◆ ROWS:
****************
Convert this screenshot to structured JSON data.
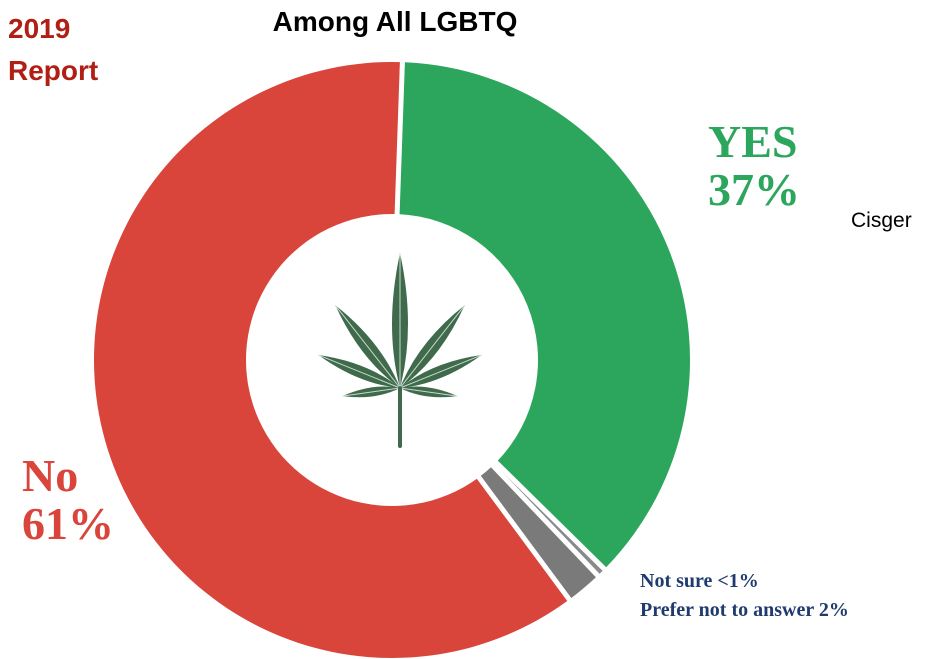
{
  "report_label_line1": "2019",
  "report_label_line2": "Report",
  "side_note": "Cisger",
  "center_icon": "cannabis-leaf-icon",
  "chart_data": {
    "type": "pie",
    "title": "Among All LGBTQ",
    "donut": true,
    "categories": [
      "YES",
      "Not sure",
      "Prefer not to answer",
      "No"
    ],
    "values": [
      37,
      0.5,
      2,
      61
    ],
    "labels": {
      "yes_name": "YES",
      "yes_value": "37%",
      "no_name": "No",
      "no_value": "61%",
      "not_sure": "Not sure <1%",
      "prefer_not": "Prefer not to answer 2%"
    },
    "colors": {
      "yes": "#2ca65d",
      "not_sure": "#8a8a8a",
      "prefer_not": "#7a7a7a",
      "no": "#d9453a",
      "leaf": "#3f6b4c",
      "small_text": "#1f3a6e",
      "report": "#b01e14"
    }
  }
}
****************
◆ PROBLEM TO WORK ON:
Transcribe every line in the entries above, taking out only the images.

◆ WRITTEN ANSWER:
Convert this screenshot to structured JSON data.
{
  "report_label_line1": "2019",
  "report_label_line2": "Report",
  "side_note": "Cisger",
  "center_icon": "cannabis-leaf-icon",
  "chart_data": {
    "type": "pie",
    "title": "Among All LGBTQ",
    "donut": true,
    "categories": [
      "YES",
      "Not sure",
      "Prefer not to answer",
      "No"
    ],
    "values": [
      37,
      0.5,
      2,
      61
    ],
    "labels": {
      "yes_name": "YES",
      "yes_value": "37%",
      "no_name": "No",
      "no_value": "61%",
      "not_sure": "Not sure <1%",
      "prefer_not": "Prefer not to answer 2%"
    },
    "colors": {
      "yes": "#2ca65d",
      "not_sure": "#8a8a8a",
      "prefer_not": "#7a7a7a",
      "no": "#d9453a",
      "leaf": "#3f6b4c",
      "small_text": "#1f3a6e",
      "report": "#b01e14"
    }
  }
}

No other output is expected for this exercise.